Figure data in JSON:
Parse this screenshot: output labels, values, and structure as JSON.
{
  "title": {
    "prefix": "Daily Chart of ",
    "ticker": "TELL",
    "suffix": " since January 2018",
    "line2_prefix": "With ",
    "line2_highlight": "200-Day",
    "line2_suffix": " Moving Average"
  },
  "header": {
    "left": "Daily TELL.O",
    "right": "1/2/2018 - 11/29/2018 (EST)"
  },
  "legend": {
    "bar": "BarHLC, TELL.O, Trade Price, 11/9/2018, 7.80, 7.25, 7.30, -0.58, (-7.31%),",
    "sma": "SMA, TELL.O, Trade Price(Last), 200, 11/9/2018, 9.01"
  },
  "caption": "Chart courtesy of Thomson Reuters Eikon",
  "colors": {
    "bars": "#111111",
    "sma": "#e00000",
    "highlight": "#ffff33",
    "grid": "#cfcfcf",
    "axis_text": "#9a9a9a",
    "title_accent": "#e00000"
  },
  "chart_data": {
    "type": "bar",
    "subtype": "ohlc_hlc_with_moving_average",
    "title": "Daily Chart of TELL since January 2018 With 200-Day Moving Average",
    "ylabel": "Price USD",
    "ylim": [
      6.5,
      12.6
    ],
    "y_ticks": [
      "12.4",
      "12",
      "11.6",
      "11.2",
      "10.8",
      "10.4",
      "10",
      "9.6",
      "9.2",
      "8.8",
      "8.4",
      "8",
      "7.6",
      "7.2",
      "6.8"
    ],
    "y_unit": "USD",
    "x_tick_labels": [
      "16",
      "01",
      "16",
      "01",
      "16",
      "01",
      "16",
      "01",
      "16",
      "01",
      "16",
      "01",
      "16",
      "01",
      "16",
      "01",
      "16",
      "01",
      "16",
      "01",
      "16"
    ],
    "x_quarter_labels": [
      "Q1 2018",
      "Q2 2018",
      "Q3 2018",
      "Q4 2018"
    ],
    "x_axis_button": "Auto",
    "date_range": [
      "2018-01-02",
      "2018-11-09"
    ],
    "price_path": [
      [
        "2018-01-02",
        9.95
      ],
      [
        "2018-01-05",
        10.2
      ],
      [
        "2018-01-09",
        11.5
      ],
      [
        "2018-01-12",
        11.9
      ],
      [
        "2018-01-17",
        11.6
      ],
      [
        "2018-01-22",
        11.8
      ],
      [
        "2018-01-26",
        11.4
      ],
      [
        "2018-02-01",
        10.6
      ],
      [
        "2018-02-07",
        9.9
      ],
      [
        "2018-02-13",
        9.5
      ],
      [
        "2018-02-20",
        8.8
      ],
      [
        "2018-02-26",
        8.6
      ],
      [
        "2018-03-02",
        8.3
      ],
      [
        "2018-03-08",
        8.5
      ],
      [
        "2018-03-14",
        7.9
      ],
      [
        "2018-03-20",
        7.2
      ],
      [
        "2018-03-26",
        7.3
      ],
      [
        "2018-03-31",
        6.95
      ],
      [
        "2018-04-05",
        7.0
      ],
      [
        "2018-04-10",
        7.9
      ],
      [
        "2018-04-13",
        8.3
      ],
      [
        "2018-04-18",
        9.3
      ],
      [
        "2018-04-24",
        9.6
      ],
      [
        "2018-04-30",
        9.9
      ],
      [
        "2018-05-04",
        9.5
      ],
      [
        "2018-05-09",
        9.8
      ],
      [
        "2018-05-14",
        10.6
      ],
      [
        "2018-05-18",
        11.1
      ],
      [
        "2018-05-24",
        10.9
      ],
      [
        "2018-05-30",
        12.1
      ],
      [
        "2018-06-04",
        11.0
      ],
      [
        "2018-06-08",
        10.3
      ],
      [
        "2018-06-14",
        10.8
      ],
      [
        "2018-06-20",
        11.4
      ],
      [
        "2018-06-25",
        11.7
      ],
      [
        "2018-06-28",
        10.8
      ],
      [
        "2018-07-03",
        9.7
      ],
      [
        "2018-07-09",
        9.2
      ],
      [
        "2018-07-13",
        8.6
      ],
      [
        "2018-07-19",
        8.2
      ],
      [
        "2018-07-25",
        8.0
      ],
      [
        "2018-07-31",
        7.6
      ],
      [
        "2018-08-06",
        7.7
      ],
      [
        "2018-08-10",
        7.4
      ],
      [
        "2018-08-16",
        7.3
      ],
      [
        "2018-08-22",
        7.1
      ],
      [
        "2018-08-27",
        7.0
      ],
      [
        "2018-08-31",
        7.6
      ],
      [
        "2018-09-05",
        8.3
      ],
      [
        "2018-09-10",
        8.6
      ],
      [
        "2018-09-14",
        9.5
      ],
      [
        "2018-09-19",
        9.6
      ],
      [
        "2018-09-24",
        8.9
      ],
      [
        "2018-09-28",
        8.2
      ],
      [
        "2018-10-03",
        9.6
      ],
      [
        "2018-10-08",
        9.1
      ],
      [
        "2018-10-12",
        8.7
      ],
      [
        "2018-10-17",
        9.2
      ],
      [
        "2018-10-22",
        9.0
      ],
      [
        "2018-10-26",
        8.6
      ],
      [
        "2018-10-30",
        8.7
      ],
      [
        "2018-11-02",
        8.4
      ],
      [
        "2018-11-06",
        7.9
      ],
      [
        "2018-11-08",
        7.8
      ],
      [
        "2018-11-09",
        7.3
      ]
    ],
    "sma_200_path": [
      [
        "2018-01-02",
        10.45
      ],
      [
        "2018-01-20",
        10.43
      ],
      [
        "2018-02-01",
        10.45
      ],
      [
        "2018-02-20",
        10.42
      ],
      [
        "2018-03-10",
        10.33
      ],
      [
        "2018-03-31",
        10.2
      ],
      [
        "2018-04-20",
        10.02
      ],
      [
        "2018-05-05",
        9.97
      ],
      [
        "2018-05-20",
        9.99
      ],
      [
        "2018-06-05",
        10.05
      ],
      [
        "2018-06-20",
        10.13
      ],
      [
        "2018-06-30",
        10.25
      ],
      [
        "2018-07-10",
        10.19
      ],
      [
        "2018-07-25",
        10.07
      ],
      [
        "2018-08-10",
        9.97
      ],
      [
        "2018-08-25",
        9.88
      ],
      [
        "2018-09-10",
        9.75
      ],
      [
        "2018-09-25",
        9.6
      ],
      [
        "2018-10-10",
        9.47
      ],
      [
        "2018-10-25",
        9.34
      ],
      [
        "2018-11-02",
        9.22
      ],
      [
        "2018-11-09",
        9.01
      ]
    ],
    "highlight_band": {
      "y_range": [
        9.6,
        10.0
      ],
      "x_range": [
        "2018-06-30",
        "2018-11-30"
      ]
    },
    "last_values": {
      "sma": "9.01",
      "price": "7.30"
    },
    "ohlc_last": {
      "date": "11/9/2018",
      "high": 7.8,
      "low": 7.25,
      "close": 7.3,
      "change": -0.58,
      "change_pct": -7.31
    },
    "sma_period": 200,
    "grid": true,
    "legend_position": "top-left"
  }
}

WRITTEN EXERCISE: Show, from the material above, each line that includes the string "January".

RESPONSE TO THIS TASK:
    "suffix": " since January 2018",
    "title": "Daily Chart of TELL since January 2018 With 200-Day Moving Average",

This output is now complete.